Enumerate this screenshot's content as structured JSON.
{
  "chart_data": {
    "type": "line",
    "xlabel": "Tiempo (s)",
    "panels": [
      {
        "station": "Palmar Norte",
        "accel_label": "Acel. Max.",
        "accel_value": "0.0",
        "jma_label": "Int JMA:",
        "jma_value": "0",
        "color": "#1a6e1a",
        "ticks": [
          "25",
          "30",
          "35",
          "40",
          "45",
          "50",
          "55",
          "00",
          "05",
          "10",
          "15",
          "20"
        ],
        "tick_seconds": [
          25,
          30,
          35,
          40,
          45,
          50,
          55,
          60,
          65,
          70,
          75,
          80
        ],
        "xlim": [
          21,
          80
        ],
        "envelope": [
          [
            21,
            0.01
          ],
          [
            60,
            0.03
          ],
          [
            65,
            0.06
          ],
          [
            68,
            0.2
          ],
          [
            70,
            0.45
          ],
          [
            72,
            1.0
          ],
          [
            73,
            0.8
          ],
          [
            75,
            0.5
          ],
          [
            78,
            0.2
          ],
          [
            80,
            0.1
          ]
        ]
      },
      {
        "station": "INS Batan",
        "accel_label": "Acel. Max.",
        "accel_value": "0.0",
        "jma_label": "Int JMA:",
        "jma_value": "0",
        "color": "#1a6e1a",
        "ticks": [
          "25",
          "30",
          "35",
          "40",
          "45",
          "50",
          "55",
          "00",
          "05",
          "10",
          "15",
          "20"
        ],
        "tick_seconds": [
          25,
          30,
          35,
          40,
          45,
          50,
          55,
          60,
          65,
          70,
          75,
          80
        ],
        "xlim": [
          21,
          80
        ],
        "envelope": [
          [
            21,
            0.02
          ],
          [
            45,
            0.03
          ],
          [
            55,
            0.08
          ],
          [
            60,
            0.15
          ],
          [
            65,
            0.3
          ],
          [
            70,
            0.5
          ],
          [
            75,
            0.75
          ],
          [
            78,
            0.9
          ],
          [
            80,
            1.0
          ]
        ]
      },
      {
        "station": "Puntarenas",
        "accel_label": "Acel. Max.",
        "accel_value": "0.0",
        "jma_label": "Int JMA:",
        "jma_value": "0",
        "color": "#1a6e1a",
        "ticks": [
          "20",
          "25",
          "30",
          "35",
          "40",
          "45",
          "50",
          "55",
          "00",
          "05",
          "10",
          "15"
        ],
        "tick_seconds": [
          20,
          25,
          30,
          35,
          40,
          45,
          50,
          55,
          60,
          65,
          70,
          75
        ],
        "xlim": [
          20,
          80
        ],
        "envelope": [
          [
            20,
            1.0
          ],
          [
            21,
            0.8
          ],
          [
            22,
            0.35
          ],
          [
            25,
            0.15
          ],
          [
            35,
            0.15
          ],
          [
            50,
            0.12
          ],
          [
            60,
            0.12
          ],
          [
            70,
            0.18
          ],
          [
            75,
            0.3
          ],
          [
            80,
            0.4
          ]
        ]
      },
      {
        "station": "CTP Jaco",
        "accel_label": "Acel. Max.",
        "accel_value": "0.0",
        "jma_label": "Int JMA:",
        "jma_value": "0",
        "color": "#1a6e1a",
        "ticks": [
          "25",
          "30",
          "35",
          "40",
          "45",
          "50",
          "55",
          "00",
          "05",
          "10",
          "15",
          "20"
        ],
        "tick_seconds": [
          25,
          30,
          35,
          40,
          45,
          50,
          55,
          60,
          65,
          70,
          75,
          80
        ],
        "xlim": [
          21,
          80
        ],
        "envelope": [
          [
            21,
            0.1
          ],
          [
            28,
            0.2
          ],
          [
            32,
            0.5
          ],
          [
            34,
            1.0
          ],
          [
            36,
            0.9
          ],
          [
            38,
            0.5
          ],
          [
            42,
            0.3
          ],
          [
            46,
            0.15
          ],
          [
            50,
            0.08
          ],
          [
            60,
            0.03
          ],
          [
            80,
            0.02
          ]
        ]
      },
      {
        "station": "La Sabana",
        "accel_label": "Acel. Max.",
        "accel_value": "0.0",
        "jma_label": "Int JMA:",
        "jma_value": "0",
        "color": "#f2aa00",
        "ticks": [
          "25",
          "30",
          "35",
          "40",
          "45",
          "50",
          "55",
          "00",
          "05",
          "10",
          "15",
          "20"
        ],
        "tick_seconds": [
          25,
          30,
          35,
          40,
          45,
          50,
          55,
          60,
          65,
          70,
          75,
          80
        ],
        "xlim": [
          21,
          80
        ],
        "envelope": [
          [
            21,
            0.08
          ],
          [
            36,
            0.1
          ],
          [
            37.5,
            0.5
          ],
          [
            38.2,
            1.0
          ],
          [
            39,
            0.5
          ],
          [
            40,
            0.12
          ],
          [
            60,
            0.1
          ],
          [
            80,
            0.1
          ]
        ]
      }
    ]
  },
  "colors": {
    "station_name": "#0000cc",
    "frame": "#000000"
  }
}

To do » Repeat every record exactly as written, please.

Reply »
Enumerate this screenshot's content as structured JSON.
{
  "chart_data": {
    "type": "line",
    "xlabel": "Tiempo (s)",
    "panels": [
      {
        "station": "Palmar Norte",
        "accel_label": "Acel. Max.",
        "accel_value": "0.0",
        "jma_label": "Int JMA:",
        "jma_value": "0",
        "color": "#1a6e1a",
        "ticks": [
          "25",
          "30",
          "35",
          "40",
          "45",
          "50",
          "55",
          "00",
          "05",
          "10",
          "15",
          "20"
        ],
        "tick_seconds": [
          25,
          30,
          35,
          40,
          45,
          50,
          55,
          60,
          65,
          70,
          75,
          80
        ],
        "xlim": [
          21,
          80
        ],
        "envelope": [
          [
            21,
            0.01
          ],
          [
            60,
            0.03
          ],
          [
            65,
            0.06
          ],
          [
            68,
            0.2
          ],
          [
            70,
            0.45
          ],
          [
            72,
            1.0
          ],
          [
            73,
            0.8
          ],
          [
            75,
            0.5
          ],
          [
            78,
            0.2
          ],
          [
            80,
            0.1
          ]
        ]
      },
      {
        "station": "INS Batan",
        "accel_label": "Acel. Max.",
        "accel_value": "0.0",
        "jma_label": "Int JMA:",
        "jma_value": "0",
        "color": "#1a6e1a",
        "ticks": [
          "25",
          "30",
          "35",
          "40",
          "45",
          "50",
          "55",
          "00",
          "05",
          "10",
          "15",
          "20"
        ],
        "tick_seconds": [
          25,
          30,
          35,
          40,
          45,
          50,
          55,
          60,
          65,
          70,
          75,
          80
        ],
        "xlim": [
          21,
          80
        ],
        "envelope": [
          [
            21,
            0.02
          ],
          [
            45,
            0.03
          ],
          [
            55,
            0.08
          ],
          [
            60,
            0.15
          ],
          [
            65,
            0.3
          ],
          [
            70,
            0.5
          ],
          [
            75,
            0.75
          ],
          [
            78,
            0.9
          ],
          [
            80,
            1.0
          ]
        ]
      },
      {
        "station": "Puntarenas",
        "accel_label": "Acel. Max.",
        "accel_value": "0.0",
        "jma_label": "Int JMA:",
        "jma_value": "0",
        "color": "#1a6e1a",
        "ticks": [
          "20",
          "25",
          "30",
          "35",
          "40",
          "45",
          "50",
          "55",
          "00",
          "05",
          "10",
          "15"
        ],
        "tick_seconds": [
          20,
          25,
          30,
          35,
          40,
          45,
          50,
          55,
          60,
          65,
          70,
          75
        ],
        "xlim": [
          20,
          80
        ],
        "envelope": [
          [
            20,
            1.0
          ],
          [
            21,
            0.8
          ],
          [
            22,
            0.35
          ],
          [
            25,
            0.15
          ],
          [
            35,
            0.15
          ],
          [
            50,
            0.12
          ],
          [
            60,
            0.12
          ],
          [
            70,
            0.18
          ],
          [
            75,
            0.3
          ],
          [
            80,
            0.4
          ]
        ]
      },
      {
        "station": "CTP Jaco",
        "accel_label": "Acel. Max.",
        "accel_value": "0.0",
        "jma_label": "Int JMA:",
        "jma_value": "0",
        "color": "#1a6e1a",
        "ticks": [
          "25",
          "30",
          "35",
          "40",
          "45",
          "50",
          "55",
          "00",
          "05",
          "10",
          "15",
          "20"
        ],
        "tick_seconds": [
          25,
          30,
          35,
          40,
          45,
          50,
          55,
          60,
          65,
          70,
          75,
          80
        ],
        "xlim": [
          21,
          80
        ],
        "envelope": [
          [
            21,
            0.1
          ],
          [
            28,
            0.2
          ],
          [
            32,
            0.5
          ],
          [
            34,
            1.0
          ],
          [
            36,
            0.9
          ],
          [
            38,
            0.5
          ],
          [
            42,
            0.3
          ],
          [
            46,
            0.15
          ],
          [
            50,
            0.08
          ],
          [
            60,
            0.03
          ],
          [
            80,
            0.02
          ]
        ]
      },
      {
        "station": "La Sabana",
        "accel_label": "Acel. Max.",
        "accel_value": "0.0",
        "jma_label": "Int JMA:",
        "jma_value": "0",
        "color": "#f2aa00",
        "ticks": [
          "25",
          "30",
          "35",
          "40",
          "45",
          "50",
          "55",
          "00",
          "05",
          "10",
          "15",
          "20"
        ],
        "tick_seconds": [
          25,
          30,
          35,
          40,
          45,
          50,
          55,
          60,
          65,
          70,
          75,
          80
        ],
        "xlim": [
          21,
          80
        ],
        "envelope": [
          [
            21,
            0.08
          ],
          [
            36,
            0.1
          ],
          [
            37.5,
            0.5
          ],
          [
            38.2,
            1.0
          ],
          [
            39,
            0.5
          ],
          [
            40,
            0.12
          ],
          [
            60,
            0.1
          ],
          [
            80,
            0.1
          ]
        ]
      }
    ]
  },
  "colors": {
    "station_name": "#0000cc",
    "frame": "#000000"
  }
}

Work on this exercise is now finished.